Job: Provide only the number of lines in the data below that contain the word "this".

-- -- --

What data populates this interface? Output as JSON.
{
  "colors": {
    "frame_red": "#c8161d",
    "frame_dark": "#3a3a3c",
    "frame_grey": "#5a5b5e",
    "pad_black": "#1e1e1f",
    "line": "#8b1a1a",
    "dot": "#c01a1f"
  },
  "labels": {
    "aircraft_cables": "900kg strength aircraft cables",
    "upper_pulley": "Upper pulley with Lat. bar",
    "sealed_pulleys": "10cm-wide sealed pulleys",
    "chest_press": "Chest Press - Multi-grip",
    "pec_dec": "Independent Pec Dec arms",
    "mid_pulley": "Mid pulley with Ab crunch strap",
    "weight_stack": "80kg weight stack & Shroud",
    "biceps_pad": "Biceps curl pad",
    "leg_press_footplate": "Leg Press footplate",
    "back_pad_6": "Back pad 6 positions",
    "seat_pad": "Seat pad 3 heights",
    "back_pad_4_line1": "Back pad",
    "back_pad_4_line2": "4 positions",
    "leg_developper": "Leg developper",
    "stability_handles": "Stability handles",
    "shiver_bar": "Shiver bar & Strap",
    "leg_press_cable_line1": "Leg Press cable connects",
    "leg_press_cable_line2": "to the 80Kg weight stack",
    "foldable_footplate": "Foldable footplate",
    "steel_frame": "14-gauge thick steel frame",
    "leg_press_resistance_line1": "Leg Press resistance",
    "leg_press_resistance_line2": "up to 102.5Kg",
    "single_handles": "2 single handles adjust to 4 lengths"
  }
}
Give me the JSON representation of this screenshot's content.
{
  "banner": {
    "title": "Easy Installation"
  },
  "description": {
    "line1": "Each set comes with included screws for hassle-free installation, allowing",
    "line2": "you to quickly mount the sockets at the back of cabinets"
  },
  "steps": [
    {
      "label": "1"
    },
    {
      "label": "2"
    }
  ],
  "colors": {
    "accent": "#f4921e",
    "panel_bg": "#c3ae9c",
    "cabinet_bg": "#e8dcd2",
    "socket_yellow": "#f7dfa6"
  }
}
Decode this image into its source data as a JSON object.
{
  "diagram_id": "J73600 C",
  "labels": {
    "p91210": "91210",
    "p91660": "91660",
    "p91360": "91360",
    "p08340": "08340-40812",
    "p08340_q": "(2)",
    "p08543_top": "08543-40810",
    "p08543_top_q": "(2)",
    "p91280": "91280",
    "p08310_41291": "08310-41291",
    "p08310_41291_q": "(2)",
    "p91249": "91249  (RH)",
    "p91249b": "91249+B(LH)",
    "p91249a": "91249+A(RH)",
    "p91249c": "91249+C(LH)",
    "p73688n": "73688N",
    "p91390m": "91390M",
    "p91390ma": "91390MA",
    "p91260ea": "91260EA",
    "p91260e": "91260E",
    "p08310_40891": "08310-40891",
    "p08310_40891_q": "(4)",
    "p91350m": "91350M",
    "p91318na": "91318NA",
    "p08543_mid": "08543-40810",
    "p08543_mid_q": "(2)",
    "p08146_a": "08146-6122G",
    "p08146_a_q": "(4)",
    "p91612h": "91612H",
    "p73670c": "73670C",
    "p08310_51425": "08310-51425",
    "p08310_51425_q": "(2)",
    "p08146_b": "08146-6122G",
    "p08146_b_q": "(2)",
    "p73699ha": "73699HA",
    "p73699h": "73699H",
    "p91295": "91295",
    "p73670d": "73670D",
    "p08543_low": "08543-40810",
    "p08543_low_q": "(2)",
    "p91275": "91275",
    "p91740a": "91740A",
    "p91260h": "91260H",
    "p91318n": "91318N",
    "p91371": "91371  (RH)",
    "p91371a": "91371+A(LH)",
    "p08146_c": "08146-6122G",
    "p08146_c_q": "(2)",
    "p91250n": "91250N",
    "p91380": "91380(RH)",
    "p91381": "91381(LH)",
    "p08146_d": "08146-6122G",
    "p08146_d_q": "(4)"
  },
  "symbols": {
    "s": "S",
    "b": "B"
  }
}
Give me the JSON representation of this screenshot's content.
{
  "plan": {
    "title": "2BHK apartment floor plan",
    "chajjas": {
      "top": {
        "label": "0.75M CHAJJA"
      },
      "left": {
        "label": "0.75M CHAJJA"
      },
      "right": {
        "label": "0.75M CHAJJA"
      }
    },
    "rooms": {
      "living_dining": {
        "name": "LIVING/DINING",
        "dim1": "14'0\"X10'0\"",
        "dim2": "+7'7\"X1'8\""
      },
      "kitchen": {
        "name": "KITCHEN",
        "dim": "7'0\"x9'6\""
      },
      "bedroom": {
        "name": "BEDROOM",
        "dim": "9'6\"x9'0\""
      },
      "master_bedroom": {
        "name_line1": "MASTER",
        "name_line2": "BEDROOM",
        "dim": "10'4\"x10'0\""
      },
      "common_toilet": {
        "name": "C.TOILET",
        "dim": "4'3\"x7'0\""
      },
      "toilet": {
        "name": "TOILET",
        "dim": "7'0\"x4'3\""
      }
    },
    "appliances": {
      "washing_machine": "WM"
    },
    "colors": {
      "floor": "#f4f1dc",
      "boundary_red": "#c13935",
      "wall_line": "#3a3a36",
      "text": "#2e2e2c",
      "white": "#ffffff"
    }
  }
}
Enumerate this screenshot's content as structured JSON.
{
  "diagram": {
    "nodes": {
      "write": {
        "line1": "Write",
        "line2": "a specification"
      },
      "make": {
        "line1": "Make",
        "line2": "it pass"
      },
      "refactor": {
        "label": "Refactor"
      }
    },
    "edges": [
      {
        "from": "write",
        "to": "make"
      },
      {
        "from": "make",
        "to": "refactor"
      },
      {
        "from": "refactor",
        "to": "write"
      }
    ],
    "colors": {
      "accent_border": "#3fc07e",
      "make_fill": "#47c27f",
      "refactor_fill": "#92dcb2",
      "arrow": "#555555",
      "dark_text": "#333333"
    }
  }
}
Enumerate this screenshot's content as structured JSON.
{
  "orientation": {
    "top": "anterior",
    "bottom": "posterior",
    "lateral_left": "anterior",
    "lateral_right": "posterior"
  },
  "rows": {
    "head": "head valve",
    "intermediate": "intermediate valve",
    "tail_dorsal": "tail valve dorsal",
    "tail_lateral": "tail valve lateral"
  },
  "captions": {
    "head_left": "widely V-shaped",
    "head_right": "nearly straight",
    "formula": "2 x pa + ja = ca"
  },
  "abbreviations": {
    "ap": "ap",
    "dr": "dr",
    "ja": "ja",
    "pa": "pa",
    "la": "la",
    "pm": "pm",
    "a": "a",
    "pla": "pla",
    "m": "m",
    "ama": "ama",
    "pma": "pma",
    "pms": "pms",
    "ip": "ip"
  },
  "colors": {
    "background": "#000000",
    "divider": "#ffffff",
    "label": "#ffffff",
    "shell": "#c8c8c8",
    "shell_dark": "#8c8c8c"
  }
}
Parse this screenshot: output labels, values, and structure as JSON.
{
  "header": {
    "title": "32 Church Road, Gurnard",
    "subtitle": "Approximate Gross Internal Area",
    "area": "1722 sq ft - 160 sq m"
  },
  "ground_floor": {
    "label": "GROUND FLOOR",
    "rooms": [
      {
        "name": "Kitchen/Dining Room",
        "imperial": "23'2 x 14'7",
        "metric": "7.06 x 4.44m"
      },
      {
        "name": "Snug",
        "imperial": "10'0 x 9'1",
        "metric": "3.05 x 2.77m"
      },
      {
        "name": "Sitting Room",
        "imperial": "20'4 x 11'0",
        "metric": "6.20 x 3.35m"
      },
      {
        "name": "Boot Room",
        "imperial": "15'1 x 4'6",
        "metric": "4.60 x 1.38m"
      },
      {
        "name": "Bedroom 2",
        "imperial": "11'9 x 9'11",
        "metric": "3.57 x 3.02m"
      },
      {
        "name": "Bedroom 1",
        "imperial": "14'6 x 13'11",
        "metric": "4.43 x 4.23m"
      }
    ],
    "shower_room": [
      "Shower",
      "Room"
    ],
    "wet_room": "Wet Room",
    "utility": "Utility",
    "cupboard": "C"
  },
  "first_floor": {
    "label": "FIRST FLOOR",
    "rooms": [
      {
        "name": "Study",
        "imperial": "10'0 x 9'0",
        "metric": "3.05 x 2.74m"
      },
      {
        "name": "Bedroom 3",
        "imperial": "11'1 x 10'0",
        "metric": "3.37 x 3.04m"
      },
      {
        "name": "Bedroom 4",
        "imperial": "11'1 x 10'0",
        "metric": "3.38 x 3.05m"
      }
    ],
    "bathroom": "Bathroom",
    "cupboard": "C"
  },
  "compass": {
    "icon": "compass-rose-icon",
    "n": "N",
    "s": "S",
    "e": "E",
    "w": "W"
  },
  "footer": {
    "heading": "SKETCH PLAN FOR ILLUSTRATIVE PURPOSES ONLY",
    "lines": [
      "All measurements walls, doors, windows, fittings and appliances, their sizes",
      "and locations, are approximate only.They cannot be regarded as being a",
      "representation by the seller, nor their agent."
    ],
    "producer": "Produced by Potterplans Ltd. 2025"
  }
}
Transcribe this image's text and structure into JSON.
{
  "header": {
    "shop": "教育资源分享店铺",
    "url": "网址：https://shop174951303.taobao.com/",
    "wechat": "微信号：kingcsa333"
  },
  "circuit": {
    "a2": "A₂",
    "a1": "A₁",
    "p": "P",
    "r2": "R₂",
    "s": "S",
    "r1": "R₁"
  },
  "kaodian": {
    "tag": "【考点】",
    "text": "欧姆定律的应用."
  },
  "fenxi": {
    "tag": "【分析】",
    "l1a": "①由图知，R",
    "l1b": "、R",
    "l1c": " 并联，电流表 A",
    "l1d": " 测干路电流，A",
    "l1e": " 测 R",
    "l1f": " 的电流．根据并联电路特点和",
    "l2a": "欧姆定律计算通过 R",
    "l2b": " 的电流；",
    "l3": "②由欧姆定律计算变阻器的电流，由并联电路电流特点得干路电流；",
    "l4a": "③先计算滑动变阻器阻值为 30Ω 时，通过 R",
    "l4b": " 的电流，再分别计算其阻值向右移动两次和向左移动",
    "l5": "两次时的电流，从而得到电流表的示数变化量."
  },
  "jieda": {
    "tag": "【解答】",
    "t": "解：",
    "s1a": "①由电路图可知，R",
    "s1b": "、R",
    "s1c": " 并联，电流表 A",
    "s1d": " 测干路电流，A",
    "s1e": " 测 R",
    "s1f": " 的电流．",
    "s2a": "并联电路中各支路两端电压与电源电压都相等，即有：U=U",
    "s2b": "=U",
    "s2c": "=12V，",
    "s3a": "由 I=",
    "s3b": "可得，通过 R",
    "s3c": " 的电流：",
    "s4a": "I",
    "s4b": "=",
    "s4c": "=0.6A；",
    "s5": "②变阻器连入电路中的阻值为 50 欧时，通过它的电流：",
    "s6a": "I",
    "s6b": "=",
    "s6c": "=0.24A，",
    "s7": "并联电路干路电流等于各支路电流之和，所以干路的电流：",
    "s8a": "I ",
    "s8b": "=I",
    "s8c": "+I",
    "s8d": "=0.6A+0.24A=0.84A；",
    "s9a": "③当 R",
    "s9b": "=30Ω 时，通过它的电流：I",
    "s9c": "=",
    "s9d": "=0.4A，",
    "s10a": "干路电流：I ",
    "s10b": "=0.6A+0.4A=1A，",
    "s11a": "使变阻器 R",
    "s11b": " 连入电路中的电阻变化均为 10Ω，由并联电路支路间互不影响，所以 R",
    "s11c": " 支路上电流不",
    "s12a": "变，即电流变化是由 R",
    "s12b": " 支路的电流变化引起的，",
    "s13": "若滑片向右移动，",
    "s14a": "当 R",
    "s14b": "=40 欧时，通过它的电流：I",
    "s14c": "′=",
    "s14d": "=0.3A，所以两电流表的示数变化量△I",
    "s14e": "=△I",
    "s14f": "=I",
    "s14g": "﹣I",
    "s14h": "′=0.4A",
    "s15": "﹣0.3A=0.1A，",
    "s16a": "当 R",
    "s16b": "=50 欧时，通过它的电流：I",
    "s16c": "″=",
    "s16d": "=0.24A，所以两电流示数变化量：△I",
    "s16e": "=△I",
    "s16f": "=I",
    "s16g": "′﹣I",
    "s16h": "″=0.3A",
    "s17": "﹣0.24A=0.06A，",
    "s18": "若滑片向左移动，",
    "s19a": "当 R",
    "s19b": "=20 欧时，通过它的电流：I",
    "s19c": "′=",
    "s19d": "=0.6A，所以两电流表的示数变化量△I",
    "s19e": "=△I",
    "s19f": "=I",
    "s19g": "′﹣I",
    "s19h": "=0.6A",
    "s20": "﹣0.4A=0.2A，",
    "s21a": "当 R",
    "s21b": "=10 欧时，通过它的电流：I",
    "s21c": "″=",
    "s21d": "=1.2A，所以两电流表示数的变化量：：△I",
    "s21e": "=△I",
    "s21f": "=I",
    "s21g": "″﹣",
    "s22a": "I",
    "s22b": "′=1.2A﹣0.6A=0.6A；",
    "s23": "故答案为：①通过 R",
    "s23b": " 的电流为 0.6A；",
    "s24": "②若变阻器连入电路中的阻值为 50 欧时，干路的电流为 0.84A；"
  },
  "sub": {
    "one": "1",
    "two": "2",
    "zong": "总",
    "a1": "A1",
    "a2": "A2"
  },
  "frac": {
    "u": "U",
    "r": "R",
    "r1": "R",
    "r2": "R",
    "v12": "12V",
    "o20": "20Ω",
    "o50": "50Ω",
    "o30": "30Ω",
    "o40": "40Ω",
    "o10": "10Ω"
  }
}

-- -- --

Reply to the task: 8